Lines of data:
□ □ □ □ □
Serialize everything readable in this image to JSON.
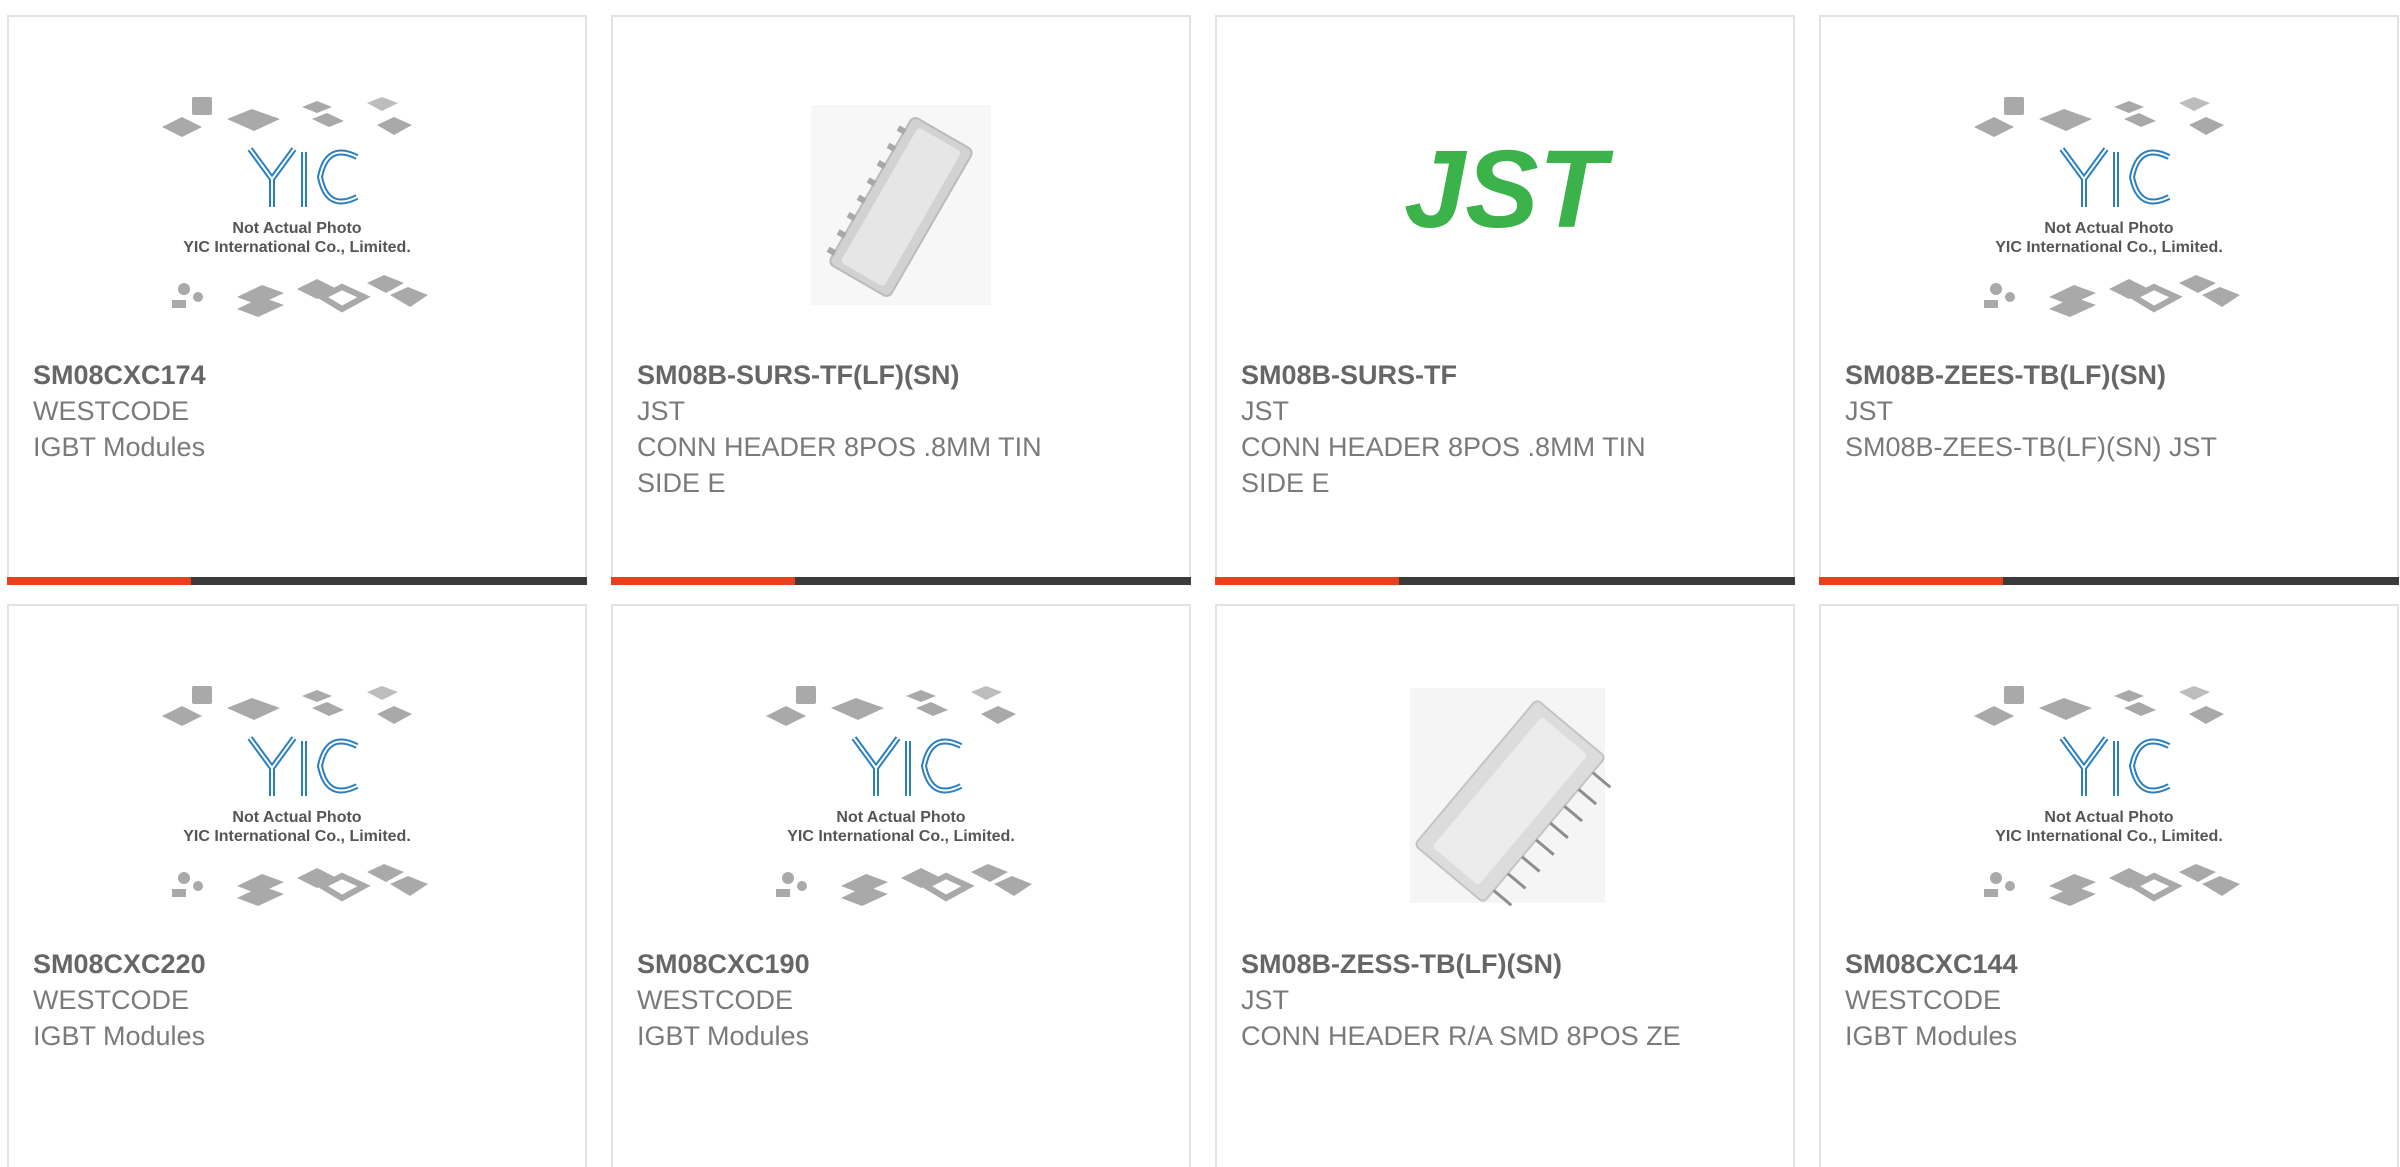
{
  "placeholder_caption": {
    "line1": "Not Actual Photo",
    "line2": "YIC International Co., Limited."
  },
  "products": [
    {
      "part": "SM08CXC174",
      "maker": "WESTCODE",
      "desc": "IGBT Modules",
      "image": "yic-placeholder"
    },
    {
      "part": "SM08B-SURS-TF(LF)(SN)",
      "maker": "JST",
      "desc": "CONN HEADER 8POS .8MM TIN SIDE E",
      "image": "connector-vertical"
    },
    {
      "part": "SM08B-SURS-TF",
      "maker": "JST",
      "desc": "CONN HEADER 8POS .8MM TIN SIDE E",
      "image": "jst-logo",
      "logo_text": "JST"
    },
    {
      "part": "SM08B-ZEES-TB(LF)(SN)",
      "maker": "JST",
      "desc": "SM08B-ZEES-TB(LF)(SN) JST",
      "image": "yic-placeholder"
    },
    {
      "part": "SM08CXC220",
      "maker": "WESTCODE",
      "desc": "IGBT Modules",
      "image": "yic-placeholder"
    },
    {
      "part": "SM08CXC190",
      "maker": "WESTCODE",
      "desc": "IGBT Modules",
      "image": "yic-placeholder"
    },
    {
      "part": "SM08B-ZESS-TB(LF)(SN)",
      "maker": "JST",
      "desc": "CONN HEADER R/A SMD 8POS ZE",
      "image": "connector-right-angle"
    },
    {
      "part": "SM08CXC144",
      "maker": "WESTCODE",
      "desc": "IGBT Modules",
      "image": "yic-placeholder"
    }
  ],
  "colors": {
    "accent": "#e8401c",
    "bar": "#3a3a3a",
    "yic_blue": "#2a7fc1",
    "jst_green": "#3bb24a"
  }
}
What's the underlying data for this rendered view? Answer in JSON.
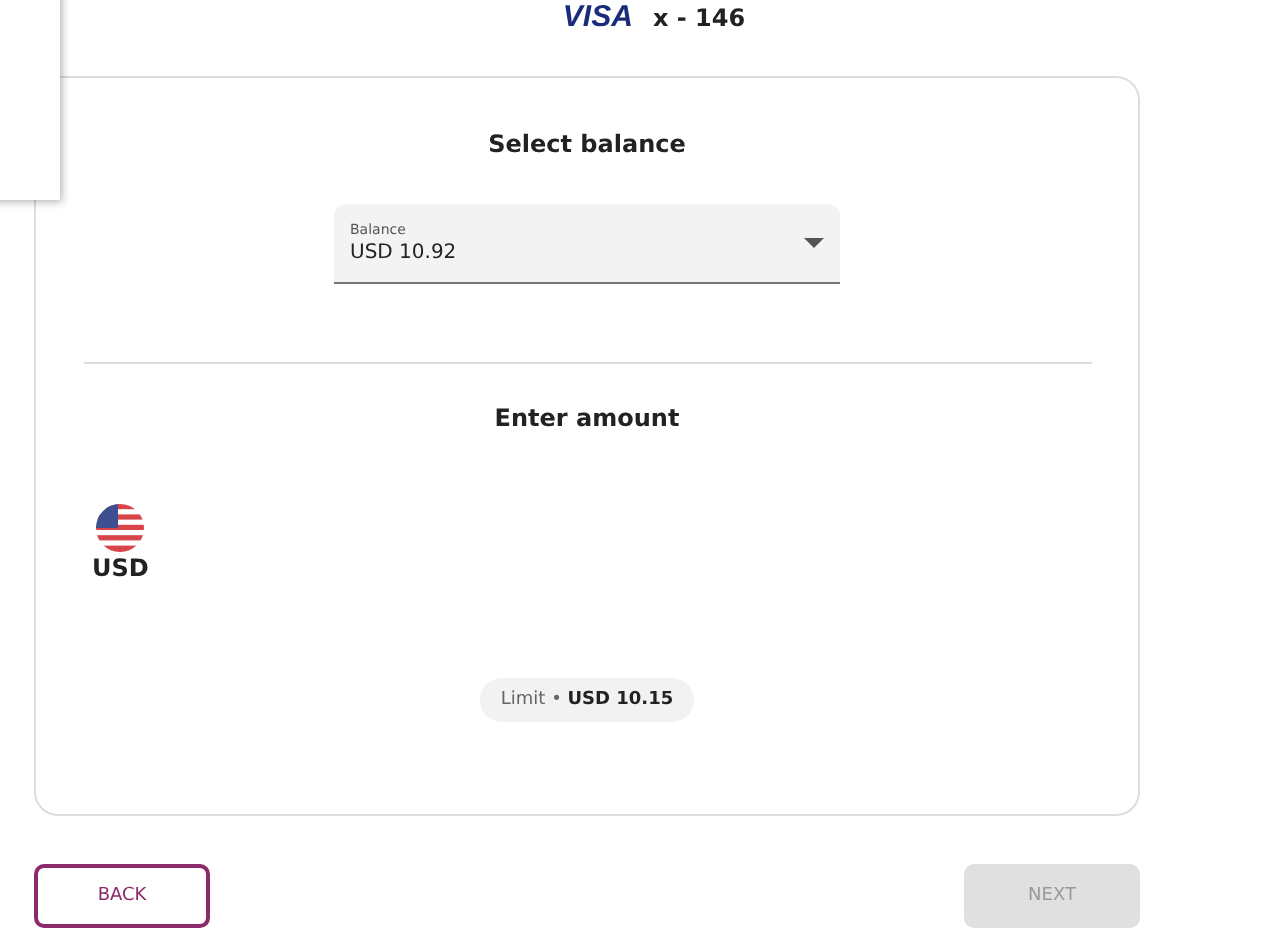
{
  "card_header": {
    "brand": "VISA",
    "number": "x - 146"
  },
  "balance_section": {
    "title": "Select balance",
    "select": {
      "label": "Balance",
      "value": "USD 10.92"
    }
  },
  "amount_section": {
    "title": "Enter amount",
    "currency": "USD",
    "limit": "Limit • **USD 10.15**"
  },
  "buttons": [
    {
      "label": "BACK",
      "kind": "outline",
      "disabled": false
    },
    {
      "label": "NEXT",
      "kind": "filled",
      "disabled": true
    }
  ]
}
□ □ □ □ □
- Do this
Pictures are excluded; copy every other part of the records exactly.

- Written answer
Serialize everything readable in this image to JSON.
{
  "placeholder_caption": {
    "line1": "Not Actual Photo",
    "line2": "YIC International Co., Limited."
  },
  "products": [
    {
      "part": "SM08CXC174",
      "maker": "WESTCODE",
      "desc": "IGBT Modules",
      "image": "yic-placeholder"
    },
    {
      "part": "SM08B-SURS-TF(LF)(SN)",
      "maker": "JST",
      "desc": "CONN HEADER 8POS .8MM TIN SIDE E",
      "image": "connector-vertical"
    },
    {
      "part": "SM08B-SURS-TF",
      "maker": "JST",
      "desc": "CONN HEADER 8POS .8MM TIN SIDE E",
      "image": "jst-logo",
      "logo_text": "JST"
    },
    {
      "part": "SM08B-ZEES-TB(LF)(SN)",
      "maker": "JST",
      "desc": "SM08B-ZEES-TB(LF)(SN) JST",
      "image": "yic-placeholder"
    },
    {
      "part": "SM08CXC220",
      "maker": "WESTCODE",
      "desc": "IGBT Modules",
      "image": "yic-placeholder"
    },
    {
      "part": "SM08CXC190",
      "maker": "WESTCODE",
      "desc": "IGBT Modules",
      "image": "yic-placeholder"
    },
    {
      "part": "SM08B-ZESS-TB(LF)(SN)",
      "maker": "JST",
      "desc": "CONN HEADER R/A SMD 8POS ZE",
      "image": "connector-right-angle"
    },
    {
      "part": "SM08CXC144",
      "maker": "WESTCODE",
      "desc": "IGBT Modules",
      "image": "yic-placeholder"
    }
  ],
  "colors": {
    "accent": "#e8401c",
    "bar": "#3a3a3a",
    "yic_blue": "#2a7fc1",
    "jst_green": "#3bb24a"
  }
}
What's the underlying data for this rendered view? Answer in JSON.
{
  "card_header": {
    "brand": "VISA",
    "number": "x - 146"
  },
  "balance_section": {
    "title": "Select balance",
    "select": {
      "label": "Balance",
      "value": "USD 10.92"
    }
  },
  "amount_section": {
    "title": "Enter amount",
    "currency": "USD",
    "limit": "Limit • **USD 10.15**"
  },
  "buttons": [
    {
      "label": "BACK",
      "kind": "outline",
      "disabled": false
    },
    {
      "label": "NEXT",
      "kind": "filled",
      "disabled": true
    }
  ]
}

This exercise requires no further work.